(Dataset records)
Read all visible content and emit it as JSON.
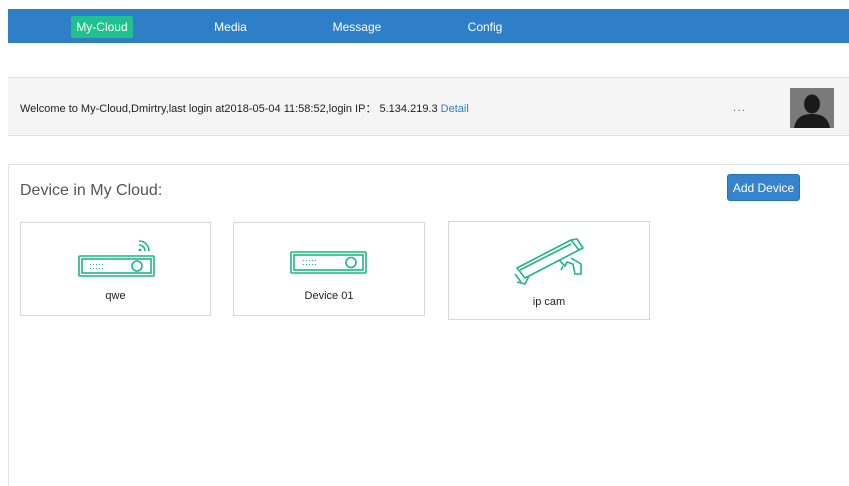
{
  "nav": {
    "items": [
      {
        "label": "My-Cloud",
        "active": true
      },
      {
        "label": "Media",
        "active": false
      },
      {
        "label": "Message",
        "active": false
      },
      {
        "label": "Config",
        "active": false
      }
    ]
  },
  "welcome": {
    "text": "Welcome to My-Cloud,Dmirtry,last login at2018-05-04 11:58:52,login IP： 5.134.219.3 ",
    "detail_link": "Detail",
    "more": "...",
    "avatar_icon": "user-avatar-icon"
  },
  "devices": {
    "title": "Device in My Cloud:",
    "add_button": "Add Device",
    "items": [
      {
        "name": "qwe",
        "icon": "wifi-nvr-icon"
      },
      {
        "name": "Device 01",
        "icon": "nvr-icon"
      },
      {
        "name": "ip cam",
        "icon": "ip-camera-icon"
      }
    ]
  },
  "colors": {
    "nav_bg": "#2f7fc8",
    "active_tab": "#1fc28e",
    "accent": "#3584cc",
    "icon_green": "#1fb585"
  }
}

...

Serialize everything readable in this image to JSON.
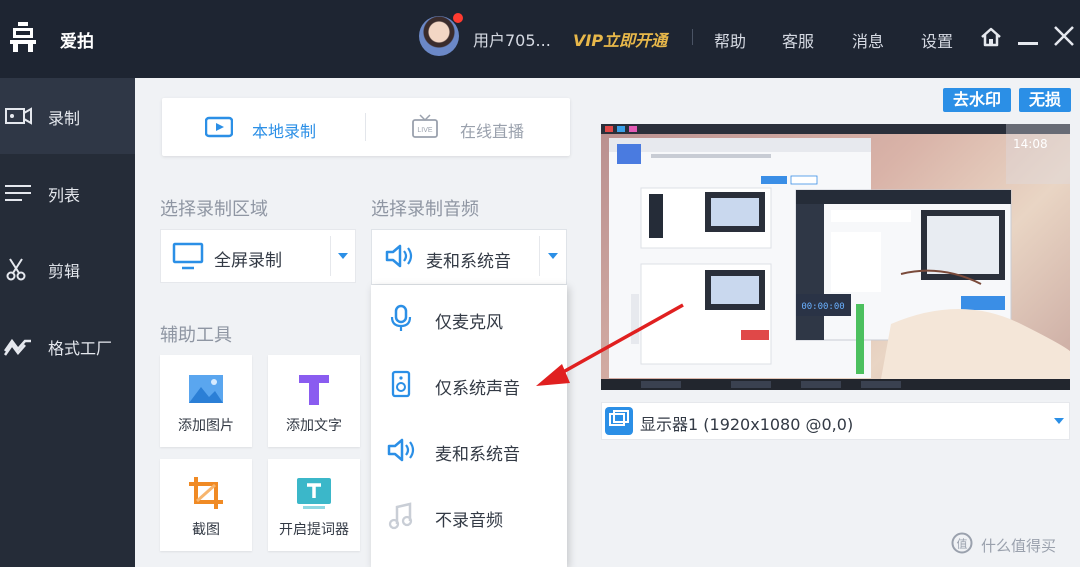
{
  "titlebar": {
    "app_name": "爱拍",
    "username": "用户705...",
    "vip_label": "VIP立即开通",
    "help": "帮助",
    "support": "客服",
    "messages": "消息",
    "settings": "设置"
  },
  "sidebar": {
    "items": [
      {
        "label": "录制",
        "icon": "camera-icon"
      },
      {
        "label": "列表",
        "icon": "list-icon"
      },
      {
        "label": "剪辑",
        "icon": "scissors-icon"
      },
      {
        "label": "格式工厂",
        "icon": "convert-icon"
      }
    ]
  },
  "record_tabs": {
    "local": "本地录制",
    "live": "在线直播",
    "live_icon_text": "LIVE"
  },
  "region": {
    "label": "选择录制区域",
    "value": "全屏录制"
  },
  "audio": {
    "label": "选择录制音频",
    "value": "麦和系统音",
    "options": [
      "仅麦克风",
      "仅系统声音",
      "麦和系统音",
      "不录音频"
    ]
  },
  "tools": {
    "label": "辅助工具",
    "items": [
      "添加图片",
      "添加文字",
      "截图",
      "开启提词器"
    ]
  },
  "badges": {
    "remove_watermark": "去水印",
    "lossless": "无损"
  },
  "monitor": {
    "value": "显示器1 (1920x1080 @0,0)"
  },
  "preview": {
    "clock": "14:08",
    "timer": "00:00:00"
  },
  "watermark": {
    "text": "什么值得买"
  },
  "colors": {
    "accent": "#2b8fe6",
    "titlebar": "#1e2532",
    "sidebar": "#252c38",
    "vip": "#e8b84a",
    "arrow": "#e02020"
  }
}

» Instructions for the task: Determine the number of lines in the listing that contain the string "camera". Write that number and nothing else.

» Exercise answer: 2